- Goal: Output all of the entries exactly as written.

Part of a data file:

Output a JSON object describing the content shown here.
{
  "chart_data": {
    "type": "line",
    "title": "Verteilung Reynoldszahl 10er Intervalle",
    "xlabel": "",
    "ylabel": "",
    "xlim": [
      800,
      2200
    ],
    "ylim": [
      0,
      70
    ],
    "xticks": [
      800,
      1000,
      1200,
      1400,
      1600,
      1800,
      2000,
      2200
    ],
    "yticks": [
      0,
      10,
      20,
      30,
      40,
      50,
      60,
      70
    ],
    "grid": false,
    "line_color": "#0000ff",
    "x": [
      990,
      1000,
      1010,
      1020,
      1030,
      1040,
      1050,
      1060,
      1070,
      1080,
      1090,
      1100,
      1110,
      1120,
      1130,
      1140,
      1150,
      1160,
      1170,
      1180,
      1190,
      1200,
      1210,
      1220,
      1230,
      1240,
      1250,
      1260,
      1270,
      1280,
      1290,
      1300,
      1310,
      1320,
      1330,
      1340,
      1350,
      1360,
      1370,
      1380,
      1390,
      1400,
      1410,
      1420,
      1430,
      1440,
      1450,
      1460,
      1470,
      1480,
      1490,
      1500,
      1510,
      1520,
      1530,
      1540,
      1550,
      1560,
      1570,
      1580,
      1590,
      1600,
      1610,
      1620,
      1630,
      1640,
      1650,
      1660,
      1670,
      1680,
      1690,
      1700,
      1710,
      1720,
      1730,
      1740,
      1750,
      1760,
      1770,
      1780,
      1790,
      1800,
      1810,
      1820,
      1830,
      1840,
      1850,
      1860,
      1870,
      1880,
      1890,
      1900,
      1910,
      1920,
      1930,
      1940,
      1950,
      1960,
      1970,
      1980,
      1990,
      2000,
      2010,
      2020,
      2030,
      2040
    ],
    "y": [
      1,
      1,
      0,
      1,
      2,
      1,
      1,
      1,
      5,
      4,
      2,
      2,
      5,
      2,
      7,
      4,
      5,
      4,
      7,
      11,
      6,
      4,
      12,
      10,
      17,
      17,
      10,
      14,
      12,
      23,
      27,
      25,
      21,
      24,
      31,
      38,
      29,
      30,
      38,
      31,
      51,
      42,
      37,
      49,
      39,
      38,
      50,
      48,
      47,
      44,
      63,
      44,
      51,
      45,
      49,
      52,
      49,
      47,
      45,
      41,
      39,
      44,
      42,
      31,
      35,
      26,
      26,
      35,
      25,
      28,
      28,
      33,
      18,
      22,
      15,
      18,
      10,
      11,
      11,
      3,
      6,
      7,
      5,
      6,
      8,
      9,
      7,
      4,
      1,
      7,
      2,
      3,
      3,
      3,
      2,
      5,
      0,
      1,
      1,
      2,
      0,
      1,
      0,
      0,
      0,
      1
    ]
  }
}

- Result of this task:
Output a JSON object describing the content shown here.
{
  "chart_data": {
    "type": "line",
    "title": "Verteilung Reynoldszahl 10er Intervalle",
    "xlabel": "",
    "ylabel": "",
    "xlim": [
      800,
      2200
    ],
    "ylim": [
      0,
      70
    ],
    "xticks": [
      800,
      1000,
      1200,
      1400,
      1600,
      1800,
      2000,
      2200
    ],
    "yticks": [
      0,
      10,
      20,
      30,
      40,
      50,
      60,
      70
    ],
    "grid": false,
    "line_color": "#0000ff",
    "x": [
      990,
      1000,
      1010,
      1020,
      1030,
      1040,
      1050,
      1060,
      1070,
      1080,
      1090,
      1100,
      1110,
      1120,
      1130,
      1140,
      1150,
      1160,
      1170,
      1180,
      1190,
      1200,
      1210,
      1220,
      1230,
      1240,
      1250,
      1260,
      1270,
      1280,
      1290,
      1300,
      1310,
      1320,
      1330,
      1340,
      1350,
      1360,
      1370,
      1380,
      1390,
      1400,
      1410,
      1420,
      1430,
      1440,
      1450,
      1460,
      1470,
      1480,
      1490,
      1500,
      1510,
      1520,
      1530,
      1540,
      1550,
      1560,
      1570,
      1580,
      1590,
      1600,
      1610,
      1620,
      1630,
      1640,
      1650,
      1660,
      1670,
      1680,
      1690,
      1700,
      1710,
      1720,
      1730,
      1740,
      1750,
      1760,
      1770,
      1780,
      1790,
      1800,
      1810,
      1820,
      1830,
      1840,
      1850,
      1860,
      1870,
      1880,
      1890,
      1900,
      1910,
      1920,
      1930,
      1940,
      1950,
      1960,
      1970,
      1980,
      1990,
      2000,
      2010,
      2020,
      2030,
      2040
    ],
    "y": [
      1,
      1,
      0,
      1,
      2,
      1,
      1,
      1,
      5,
      4,
      2,
      2,
      5,
      2,
      7,
      4,
      5,
      4,
      7,
      11,
      6,
      4,
      12,
      10,
      17,
      17,
      10,
      14,
      12,
      23,
      27,
      25,
      21,
      24,
      31,
      38,
      29,
      30,
      38,
      31,
      51,
      42,
      37,
      49,
      39,
      38,
      50,
      48,
      47,
      44,
      63,
      44,
      51,
      45,
      49,
      52,
      49,
      47,
      45,
      41,
      39,
      44,
      42,
      31,
      35,
      26,
      26,
      35,
      25,
      28,
      28,
      33,
      18,
      22,
      15,
      18,
      10,
      11,
      11,
      3,
      6,
      7,
      5,
      6,
      8,
      9,
      7,
      4,
      1,
      7,
      2,
      3,
      3,
      3,
      2,
      5,
      0,
      1,
      1,
      2,
      0,
      1,
      0,
      0,
      0,
      1
    ]
  }
}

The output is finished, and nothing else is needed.